**Data:**
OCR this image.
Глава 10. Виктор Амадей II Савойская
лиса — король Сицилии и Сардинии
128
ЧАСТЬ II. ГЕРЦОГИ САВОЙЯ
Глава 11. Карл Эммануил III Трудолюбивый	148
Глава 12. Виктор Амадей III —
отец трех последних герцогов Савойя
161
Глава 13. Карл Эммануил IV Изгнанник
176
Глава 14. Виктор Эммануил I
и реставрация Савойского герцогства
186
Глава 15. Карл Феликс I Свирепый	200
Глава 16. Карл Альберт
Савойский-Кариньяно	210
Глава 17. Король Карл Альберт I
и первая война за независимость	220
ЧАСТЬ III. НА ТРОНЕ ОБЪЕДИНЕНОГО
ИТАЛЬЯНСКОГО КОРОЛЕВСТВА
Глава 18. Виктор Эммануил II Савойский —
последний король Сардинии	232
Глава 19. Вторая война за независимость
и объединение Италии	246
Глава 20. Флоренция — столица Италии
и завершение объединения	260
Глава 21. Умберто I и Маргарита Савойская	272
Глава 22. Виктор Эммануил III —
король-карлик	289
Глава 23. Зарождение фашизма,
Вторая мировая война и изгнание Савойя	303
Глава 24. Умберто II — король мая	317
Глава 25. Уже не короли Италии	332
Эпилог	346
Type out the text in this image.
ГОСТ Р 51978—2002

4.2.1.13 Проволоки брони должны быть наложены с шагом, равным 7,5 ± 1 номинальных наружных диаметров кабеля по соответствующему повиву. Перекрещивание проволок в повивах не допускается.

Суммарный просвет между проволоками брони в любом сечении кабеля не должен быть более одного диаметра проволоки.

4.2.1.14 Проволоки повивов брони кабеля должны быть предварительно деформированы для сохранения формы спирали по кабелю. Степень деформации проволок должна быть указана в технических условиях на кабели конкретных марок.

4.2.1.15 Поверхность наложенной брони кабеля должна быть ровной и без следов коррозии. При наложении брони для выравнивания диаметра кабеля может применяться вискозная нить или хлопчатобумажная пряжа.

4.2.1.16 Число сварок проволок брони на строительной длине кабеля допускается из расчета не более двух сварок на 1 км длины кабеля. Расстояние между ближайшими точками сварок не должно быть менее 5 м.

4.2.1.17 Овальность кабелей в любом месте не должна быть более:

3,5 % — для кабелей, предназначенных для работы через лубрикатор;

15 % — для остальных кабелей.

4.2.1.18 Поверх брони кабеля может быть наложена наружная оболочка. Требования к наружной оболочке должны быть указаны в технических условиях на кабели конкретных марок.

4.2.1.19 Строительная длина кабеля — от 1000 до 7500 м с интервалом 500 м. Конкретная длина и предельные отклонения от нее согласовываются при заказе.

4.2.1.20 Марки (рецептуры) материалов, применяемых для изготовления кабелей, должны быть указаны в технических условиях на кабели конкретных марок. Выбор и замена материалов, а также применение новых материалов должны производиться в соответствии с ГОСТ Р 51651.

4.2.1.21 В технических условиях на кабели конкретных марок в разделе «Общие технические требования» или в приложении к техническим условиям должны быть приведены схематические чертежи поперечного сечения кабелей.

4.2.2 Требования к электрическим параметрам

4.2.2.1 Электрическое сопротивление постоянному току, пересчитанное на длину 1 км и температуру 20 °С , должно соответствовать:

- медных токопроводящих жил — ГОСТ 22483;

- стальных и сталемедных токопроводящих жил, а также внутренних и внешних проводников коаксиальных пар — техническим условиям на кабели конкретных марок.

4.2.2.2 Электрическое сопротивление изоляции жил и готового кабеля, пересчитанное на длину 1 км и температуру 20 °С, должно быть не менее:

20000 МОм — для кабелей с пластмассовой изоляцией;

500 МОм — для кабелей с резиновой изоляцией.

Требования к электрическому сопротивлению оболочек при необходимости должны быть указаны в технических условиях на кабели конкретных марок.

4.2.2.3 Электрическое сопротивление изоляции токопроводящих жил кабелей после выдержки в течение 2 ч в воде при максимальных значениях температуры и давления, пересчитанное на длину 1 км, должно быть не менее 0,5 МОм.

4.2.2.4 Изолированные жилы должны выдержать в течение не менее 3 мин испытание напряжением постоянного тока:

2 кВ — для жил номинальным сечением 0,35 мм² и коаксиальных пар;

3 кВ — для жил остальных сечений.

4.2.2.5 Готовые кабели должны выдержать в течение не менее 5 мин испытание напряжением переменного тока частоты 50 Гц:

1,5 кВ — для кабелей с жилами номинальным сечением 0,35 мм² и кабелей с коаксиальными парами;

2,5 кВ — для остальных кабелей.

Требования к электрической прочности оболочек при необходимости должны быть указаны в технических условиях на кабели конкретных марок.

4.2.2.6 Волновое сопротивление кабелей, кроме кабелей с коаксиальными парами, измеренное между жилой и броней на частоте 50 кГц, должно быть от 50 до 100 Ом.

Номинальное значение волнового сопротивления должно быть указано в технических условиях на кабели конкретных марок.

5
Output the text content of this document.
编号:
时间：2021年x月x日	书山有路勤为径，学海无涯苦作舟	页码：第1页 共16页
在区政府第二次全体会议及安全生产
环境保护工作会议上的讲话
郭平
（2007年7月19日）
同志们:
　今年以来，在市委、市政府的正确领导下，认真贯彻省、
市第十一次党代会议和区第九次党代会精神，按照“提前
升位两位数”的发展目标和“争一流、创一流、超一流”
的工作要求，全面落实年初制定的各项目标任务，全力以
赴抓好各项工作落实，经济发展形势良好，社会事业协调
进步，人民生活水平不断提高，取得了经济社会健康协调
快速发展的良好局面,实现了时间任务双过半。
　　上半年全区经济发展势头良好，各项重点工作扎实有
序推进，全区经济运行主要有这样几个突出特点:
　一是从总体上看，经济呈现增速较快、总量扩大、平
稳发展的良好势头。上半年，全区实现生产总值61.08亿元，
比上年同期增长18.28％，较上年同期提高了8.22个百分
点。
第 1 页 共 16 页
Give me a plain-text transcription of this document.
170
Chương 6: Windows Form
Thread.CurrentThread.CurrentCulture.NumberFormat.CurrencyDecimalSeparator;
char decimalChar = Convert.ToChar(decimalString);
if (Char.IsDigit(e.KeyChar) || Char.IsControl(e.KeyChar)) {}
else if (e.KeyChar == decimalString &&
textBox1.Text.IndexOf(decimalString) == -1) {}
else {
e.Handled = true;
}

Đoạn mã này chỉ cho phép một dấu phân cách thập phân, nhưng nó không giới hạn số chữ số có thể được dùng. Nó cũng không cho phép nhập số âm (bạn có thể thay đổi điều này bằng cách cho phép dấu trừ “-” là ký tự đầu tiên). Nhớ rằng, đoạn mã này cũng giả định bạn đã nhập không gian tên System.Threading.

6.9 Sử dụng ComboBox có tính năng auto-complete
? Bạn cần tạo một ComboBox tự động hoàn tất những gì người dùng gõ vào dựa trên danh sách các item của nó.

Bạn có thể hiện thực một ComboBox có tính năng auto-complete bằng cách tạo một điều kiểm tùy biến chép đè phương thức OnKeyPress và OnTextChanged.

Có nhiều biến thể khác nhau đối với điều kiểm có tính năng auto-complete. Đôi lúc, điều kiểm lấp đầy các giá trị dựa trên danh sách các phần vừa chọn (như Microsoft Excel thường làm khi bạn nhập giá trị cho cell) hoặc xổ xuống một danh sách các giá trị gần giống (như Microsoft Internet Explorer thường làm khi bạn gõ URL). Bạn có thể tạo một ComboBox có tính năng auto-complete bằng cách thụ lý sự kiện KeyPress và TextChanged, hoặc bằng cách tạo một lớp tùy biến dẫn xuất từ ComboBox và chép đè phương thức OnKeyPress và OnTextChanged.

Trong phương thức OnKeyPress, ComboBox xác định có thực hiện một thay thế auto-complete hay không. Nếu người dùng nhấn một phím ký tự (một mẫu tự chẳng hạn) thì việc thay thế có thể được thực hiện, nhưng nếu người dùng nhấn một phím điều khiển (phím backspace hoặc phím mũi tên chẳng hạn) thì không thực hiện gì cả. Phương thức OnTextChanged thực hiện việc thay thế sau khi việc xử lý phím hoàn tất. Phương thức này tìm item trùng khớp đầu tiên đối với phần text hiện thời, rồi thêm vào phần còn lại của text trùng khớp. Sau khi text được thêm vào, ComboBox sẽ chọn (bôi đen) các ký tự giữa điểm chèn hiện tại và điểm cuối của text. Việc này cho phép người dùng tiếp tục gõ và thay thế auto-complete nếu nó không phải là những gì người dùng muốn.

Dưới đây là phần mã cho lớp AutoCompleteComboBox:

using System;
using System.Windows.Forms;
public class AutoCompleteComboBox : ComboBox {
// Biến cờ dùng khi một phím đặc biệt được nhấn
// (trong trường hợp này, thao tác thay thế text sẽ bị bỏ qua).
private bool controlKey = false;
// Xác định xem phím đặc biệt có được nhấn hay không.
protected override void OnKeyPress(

**Problem to work on:**
Give only the number of lines in the listing above that include the string "диаметра".

**Exercise answer:**
2